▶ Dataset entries
•••••

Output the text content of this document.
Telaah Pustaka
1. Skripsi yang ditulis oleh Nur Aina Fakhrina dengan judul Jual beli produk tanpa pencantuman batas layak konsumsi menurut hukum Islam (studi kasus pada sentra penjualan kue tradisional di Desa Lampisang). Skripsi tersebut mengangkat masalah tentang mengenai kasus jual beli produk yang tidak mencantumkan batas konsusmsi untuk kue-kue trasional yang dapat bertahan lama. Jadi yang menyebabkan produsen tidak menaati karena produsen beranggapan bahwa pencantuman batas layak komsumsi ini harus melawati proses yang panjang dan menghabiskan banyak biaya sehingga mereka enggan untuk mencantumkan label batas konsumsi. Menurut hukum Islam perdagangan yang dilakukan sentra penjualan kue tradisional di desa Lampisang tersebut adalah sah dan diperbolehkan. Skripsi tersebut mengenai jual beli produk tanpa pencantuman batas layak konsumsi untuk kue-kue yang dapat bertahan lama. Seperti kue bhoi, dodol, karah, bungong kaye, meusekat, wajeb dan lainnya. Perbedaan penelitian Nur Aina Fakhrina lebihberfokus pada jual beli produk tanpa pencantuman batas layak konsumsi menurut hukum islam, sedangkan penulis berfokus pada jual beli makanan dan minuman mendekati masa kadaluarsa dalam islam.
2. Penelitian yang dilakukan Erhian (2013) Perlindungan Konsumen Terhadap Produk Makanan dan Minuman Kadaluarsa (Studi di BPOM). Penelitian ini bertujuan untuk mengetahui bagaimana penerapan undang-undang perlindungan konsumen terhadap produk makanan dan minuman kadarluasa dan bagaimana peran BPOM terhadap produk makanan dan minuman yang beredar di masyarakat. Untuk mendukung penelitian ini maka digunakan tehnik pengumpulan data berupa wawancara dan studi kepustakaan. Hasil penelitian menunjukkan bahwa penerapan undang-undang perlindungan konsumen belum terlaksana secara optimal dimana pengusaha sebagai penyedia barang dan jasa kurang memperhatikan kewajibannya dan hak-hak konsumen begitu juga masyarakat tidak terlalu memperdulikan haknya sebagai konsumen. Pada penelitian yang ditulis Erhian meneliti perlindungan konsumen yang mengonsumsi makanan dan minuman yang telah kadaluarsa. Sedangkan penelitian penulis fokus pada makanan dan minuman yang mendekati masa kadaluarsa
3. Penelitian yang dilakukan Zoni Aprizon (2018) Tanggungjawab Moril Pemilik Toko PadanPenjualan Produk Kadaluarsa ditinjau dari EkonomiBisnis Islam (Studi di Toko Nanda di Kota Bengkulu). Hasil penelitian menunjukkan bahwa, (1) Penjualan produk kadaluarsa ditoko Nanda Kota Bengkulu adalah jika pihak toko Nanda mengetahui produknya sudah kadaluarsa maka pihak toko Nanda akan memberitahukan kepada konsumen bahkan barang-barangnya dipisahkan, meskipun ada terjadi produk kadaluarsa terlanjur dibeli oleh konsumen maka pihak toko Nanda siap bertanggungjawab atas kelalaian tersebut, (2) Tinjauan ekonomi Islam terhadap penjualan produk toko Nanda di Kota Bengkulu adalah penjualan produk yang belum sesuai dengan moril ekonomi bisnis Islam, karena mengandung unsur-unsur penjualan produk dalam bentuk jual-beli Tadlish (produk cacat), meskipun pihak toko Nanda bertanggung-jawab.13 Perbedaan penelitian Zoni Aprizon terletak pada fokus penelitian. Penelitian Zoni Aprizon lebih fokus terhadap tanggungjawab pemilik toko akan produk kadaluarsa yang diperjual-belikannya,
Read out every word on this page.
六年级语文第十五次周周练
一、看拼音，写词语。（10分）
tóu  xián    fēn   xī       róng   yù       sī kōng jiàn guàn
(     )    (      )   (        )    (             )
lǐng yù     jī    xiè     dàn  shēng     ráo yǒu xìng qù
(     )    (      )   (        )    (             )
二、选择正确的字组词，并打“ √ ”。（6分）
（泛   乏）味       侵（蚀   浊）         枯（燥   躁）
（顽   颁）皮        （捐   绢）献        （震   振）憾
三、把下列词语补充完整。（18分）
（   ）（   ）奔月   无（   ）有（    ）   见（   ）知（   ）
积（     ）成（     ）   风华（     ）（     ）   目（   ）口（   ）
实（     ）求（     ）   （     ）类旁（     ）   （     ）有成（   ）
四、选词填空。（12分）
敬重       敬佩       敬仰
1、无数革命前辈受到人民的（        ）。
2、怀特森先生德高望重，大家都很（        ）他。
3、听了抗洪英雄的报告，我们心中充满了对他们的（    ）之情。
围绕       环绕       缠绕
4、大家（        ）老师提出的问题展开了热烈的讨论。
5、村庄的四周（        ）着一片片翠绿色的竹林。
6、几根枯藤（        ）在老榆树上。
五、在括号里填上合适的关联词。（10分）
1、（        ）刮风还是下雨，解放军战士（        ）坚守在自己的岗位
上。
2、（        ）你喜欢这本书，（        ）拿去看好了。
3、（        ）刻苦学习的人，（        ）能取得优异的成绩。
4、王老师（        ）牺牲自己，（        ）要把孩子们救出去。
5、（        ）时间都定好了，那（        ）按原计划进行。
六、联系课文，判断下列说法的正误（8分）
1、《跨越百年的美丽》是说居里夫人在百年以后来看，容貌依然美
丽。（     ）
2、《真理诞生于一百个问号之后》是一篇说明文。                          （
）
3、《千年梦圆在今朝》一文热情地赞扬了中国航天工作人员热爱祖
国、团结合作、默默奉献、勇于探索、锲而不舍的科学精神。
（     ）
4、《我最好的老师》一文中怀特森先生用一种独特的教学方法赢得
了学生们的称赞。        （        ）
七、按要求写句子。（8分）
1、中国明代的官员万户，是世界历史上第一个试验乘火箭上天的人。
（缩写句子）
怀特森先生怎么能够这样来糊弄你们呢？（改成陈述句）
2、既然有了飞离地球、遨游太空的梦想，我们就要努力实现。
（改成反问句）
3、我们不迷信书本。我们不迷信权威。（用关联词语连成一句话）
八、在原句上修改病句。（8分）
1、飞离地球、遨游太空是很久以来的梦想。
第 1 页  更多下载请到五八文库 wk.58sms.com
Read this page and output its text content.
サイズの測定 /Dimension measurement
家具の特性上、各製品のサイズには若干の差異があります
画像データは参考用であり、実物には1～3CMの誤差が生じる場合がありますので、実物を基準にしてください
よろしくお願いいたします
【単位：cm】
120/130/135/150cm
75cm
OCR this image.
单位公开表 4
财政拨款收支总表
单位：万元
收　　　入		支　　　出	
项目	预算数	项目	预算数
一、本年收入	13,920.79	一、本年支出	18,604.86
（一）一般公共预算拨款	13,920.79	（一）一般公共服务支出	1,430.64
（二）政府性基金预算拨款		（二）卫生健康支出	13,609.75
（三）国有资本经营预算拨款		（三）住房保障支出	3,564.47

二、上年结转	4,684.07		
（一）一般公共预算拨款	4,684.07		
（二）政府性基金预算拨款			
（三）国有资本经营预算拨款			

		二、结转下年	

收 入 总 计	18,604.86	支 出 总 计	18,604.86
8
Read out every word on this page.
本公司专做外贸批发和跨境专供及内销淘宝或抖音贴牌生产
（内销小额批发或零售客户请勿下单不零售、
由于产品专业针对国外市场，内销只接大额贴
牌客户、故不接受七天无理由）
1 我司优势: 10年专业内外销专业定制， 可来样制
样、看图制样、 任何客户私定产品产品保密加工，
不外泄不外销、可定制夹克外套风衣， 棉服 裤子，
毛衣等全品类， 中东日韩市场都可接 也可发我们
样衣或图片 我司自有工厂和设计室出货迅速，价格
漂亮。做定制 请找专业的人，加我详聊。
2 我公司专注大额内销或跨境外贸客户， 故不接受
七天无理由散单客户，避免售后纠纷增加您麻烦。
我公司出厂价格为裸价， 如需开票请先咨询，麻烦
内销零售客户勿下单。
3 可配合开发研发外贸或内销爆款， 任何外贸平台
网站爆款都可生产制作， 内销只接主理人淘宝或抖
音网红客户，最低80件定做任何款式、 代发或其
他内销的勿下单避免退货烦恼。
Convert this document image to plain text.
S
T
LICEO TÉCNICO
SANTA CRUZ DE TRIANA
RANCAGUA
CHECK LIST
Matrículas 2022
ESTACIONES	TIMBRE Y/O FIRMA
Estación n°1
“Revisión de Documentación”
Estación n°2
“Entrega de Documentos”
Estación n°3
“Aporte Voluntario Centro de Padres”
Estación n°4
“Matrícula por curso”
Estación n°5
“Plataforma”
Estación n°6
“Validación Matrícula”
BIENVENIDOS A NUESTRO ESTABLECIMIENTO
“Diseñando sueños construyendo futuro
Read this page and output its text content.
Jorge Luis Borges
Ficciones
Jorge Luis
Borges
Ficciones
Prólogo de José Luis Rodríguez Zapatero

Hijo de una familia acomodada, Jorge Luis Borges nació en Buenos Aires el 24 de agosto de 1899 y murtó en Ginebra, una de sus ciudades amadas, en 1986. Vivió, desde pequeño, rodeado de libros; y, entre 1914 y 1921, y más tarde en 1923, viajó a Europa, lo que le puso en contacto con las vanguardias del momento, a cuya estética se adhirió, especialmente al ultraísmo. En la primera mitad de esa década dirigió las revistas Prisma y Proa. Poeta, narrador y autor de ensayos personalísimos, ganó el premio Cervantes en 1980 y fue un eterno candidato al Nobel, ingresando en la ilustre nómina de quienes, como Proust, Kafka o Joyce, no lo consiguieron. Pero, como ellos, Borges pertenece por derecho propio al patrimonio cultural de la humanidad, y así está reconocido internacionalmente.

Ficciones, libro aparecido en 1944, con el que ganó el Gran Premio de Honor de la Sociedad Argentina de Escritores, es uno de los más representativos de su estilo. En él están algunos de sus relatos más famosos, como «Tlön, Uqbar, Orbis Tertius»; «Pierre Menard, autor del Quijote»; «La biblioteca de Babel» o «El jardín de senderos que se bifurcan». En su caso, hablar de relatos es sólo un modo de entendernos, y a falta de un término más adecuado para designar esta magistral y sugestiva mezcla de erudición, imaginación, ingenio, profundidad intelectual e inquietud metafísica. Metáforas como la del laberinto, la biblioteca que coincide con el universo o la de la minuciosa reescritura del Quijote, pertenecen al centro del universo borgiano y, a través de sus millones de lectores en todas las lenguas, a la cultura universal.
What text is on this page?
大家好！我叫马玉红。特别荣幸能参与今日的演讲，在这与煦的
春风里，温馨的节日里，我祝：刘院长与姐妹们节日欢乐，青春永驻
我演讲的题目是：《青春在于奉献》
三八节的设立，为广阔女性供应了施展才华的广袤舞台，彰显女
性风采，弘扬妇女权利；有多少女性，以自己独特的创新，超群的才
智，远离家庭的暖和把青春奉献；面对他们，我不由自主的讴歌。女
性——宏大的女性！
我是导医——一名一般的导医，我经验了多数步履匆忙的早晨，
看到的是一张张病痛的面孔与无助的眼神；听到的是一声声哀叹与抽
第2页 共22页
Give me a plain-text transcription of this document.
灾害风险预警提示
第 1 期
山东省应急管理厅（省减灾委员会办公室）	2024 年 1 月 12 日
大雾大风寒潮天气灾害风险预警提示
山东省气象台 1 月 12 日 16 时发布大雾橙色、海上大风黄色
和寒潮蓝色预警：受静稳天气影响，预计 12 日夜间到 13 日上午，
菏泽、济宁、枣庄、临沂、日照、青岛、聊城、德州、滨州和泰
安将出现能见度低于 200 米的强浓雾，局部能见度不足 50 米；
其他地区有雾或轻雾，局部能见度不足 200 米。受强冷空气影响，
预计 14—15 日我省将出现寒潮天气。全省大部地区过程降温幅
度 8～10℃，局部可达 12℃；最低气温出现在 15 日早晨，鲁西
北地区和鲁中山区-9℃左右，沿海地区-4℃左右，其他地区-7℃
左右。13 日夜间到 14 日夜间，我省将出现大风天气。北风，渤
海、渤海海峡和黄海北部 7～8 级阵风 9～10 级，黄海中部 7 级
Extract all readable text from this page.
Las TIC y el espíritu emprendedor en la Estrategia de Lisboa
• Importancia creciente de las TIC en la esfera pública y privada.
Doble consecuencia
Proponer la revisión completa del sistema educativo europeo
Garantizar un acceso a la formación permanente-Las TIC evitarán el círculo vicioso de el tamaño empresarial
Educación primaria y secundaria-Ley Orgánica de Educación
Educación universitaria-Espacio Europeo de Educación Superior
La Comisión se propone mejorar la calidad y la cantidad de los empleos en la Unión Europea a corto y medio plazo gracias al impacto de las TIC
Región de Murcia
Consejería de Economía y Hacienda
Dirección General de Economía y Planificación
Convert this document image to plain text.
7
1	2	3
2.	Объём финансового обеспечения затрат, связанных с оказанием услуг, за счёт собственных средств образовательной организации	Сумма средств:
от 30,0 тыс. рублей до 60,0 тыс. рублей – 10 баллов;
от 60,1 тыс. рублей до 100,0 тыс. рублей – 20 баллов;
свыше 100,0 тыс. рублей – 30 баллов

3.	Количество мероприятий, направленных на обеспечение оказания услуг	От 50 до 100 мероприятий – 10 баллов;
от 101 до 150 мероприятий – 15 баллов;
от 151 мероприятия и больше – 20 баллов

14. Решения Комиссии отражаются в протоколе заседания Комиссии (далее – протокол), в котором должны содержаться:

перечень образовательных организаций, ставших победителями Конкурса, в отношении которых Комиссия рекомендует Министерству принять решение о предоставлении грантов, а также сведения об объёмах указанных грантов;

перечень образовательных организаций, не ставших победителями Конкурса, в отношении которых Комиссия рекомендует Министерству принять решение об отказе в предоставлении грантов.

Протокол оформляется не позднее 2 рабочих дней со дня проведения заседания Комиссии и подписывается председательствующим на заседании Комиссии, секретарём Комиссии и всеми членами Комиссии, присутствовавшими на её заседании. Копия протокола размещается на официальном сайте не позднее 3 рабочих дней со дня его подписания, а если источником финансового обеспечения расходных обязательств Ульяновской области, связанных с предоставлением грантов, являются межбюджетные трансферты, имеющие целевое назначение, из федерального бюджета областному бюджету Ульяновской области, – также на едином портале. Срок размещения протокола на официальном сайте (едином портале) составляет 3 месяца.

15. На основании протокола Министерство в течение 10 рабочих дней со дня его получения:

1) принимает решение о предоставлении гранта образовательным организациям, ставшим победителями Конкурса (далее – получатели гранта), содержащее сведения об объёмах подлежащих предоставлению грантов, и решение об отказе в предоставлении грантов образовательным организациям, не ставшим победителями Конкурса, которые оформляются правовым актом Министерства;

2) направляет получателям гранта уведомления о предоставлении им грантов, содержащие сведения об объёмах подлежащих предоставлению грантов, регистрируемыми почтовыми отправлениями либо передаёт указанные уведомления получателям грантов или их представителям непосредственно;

•••••

▶ Instructions for the task
Copy each line of the preceding data that contains the string "отношении".

▶ Expected answer
перечень образовательных организаций, ставших победителями Конкурса, в отношении которых Комиссия рекомендует Министерству принять решение о предоставлении грантов, а также сведения об объёмах указанных грантов;
перечень образовательных организаций, не ставших победителями Конкурса, в отношении которых Комиссия рекомендует Министерству принять решение об отказе в предоставлении грантов.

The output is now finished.